(Structured figure records)
┌────────
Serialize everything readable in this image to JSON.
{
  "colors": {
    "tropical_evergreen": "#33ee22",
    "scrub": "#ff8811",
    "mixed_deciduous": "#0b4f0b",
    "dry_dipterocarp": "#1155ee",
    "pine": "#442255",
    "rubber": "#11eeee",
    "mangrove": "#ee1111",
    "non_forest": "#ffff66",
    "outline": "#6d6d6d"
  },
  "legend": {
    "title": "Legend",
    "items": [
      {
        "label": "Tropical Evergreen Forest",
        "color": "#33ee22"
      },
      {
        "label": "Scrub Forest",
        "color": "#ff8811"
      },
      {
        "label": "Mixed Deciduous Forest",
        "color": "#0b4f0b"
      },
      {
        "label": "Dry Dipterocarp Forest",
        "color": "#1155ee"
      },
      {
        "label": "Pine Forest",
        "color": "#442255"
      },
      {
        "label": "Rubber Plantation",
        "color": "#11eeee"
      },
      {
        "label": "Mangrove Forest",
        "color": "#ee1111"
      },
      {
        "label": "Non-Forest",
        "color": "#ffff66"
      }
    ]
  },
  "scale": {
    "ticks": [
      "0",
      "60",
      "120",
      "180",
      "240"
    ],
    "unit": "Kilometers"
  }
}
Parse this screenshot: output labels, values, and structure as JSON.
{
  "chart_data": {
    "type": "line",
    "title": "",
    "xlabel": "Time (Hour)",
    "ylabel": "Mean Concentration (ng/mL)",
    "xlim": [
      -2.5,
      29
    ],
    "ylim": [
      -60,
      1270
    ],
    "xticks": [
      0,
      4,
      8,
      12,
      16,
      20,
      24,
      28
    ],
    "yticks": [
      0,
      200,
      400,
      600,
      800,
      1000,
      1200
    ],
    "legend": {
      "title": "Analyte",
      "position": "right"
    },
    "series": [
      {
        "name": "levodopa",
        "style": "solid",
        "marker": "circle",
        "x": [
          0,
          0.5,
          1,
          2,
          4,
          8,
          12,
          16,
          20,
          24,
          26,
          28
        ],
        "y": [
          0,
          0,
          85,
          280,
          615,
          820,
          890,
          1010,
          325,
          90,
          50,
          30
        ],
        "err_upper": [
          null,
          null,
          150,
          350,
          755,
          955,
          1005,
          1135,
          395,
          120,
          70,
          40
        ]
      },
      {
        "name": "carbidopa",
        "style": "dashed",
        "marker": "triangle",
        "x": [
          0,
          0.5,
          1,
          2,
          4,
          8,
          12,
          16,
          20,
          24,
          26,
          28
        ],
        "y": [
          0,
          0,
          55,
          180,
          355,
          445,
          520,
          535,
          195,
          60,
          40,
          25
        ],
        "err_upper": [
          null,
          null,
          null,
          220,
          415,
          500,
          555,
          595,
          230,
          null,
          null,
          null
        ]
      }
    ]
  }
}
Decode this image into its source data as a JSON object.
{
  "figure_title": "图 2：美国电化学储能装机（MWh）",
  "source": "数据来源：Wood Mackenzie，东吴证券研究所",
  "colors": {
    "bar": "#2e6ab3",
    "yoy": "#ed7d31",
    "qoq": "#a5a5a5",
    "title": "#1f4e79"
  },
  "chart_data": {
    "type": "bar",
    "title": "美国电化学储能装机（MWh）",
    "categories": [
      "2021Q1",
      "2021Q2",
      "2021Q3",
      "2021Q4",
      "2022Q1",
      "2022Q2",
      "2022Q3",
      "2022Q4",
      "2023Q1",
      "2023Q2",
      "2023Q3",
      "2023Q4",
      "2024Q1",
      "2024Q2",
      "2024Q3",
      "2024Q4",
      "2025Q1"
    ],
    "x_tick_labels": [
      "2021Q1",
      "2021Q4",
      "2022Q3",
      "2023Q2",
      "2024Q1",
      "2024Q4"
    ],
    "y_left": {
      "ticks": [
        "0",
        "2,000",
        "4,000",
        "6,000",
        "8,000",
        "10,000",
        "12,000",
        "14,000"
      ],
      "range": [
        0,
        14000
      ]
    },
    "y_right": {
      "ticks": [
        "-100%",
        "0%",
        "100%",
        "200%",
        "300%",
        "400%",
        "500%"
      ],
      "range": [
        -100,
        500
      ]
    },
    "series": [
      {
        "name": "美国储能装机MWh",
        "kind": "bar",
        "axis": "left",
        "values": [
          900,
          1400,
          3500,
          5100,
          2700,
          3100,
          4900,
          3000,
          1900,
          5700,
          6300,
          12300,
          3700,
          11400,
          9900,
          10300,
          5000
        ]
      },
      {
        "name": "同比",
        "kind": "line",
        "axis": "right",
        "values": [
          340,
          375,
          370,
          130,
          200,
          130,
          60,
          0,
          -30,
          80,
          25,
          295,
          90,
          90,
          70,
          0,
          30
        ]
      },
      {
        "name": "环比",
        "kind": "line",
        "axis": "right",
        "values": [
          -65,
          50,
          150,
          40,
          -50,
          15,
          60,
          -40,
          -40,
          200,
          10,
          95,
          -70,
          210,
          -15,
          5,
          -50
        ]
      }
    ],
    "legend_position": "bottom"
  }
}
└────────
EXERCISE OBJECTIVE: Go through the records above and set each one down exactly, please.

FINISHED EXERCISE:
Serialize everything readable in this image to JSON.
{
  "colors": {
    "tropical_evergreen": "#33ee22",
    "scrub": "#ff8811",
    "mixed_deciduous": "#0b4f0b",
    "dry_dipterocarp": "#1155ee",
    "pine": "#442255",
    "rubber": "#11eeee",
    "mangrove": "#ee1111",
    "non_forest": "#ffff66",
    "outline": "#6d6d6d"
  },
  "legend": {
    "title": "Legend",
    "items": [
      {
        "label": "Tropical Evergreen Forest",
        "color": "#33ee22"
      },
      {
        "label": "Scrub Forest",
        "color": "#ff8811"
      },
      {
        "label": "Mixed Deciduous Forest",
        "color": "#0b4f0b"
      },
      {
        "label": "Dry Dipterocarp Forest",
        "color": "#1155ee"
      },
      {
        "label": "Pine Forest",
        "color": "#442255"
      },
      {
        "label": "Rubber Plantation",
        "color": "#11eeee"
      },
      {
        "label": "Mangrove Forest",
        "color": "#ee1111"
      },
      {
        "label": "Non-Forest",
        "color": "#ffff66"
      }
    ]
  },
  "scale": {
    "ticks": [
      "0",
      "60",
      "120",
      "180",
      "240"
    ],
    "unit": "Kilometers"
  }
}
Parse this screenshot: output labels, values, and structure as JSON.
{
  "chart_data": {
    "type": "line",
    "title": "",
    "xlabel": "Time (Hour)",
    "ylabel": "Mean Concentration (ng/mL)",
    "xlim": [
      -2.5,
      29
    ],
    "ylim": [
      -60,
      1270
    ],
    "xticks": [
      0,
      4,
      8,
      12,
      16,
      20,
      24,
      28
    ],
    "yticks": [
      0,
      200,
      400,
      600,
      800,
      1000,
      1200
    ],
    "legend": {
      "title": "Analyte",
      "position": "right"
    },
    "series": [
      {
        "name": "levodopa",
        "style": "solid",
        "marker": "circle",
        "x": [
          0,
          0.5,
          1,
          2,
          4,
          8,
          12,
          16,
          20,
          24,
          26,
          28
        ],
        "y": [
          0,
          0,
          85,
          280,
          615,
          820,
          890,
          1010,
          325,
          90,
          50,
          30
        ],
        "err_upper": [
          null,
          null,
          150,
          350,
          755,
          955,
          1005,
          1135,
          395,
          120,
          70,
          40
        ]
      },
      {
        "name": "carbidopa",
        "style": "dashed",
        "marker": "triangle",
        "x": [
          0,
          0.5,
          1,
          2,
          4,
          8,
          12,
          16,
          20,
          24,
          26,
          28
        ],
        "y": [
          0,
          0,
          55,
          180,
          355,
          445,
          520,
          535,
          195,
          60,
          40,
          25
        ],
        "err_upper": [
          null,
          null,
          null,
          220,
          415,
          500,
          555,
          595,
          230,
          null,
          null,
          null
        ]
      }
    ]
  }
}
Decode this image into its source data as a JSON object.
{
  "figure_title": "图 2：美国电化学储能装机（MWh）",
  "source": "数据来源：Wood Mackenzie，东吴证券研究所",
  "colors": {
    "bar": "#2e6ab3",
    "yoy": "#ed7d31",
    "qoq": "#a5a5a5",
    "title": "#1f4e79"
  },
  "chart_data": {
    "type": "bar",
    "title": "美国电化学储能装机（MWh）",
    "categories": [
      "2021Q1",
      "2021Q2",
      "2021Q3",
      "2021Q4",
      "2022Q1",
      "2022Q2",
      "2022Q3",
      "2022Q4",
      "2023Q1",
      "2023Q2",
      "2023Q3",
      "2023Q4",
      "2024Q1",
      "2024Q2",
      "2024Q3",
      "2024Q4",
      "2025Q1"
    ],
    "x_tick_labels": [
      "2021Q1",
      "2021Q4",
      "2022Q3",
      "2023Q2",
      "2024Q1",
      "2024Q4"
    ],
    "y_left": {
      "ticks": [
        "0",
        "2,000",
        "4,000",
        "6,000",
        "8,000",
        "10,000",
        "12,000",
        "14,000"
      ],
      "range": [
        0,
        14000
      ]
    },
    "y_right": {
      "ticks": [
        "-100%",
        "0%",
        "100%",
        "200%",
        "300%",
        "400%",
        "500%"
      ],
      "range": [
        -100,
        500
      ]
    },
    "series": [
      {
        "name": "美国储能装机MWh",
        "kind": "bar",
        "axis": "left",
        "values": [
          900,
          1400,
          3500,
          5100,
          2700,
          3100,
          4900,
          3000,
          1900,
          5700,
          6300,
          12300,
          3700,
          11400,
          9900,
          10300,
          5000
        ]
      },
      {
        "name": "同比",
        "kind": "line",
        "axis": "right",
        "values": [
          340,
          375,
          370,
          130,
          200,
          130,
          60,
          0,
          -30,
          80,
          25,
          295,
          90,
          90,
          70,
          0,
          30
        ]
      },
      {
        "name": "环比",
        "kind": "line",
        "axis": "right",
        "values": [
          -65,
          50,
          150,
          40,
          -50,
          15,
          60,
          -40,
          -40,
          200,
          10,
          95,
          -70,
          210,
          -15,
          5,
          -50
        ]
      }
    ],
    "legend_position": "bottom"
  }
}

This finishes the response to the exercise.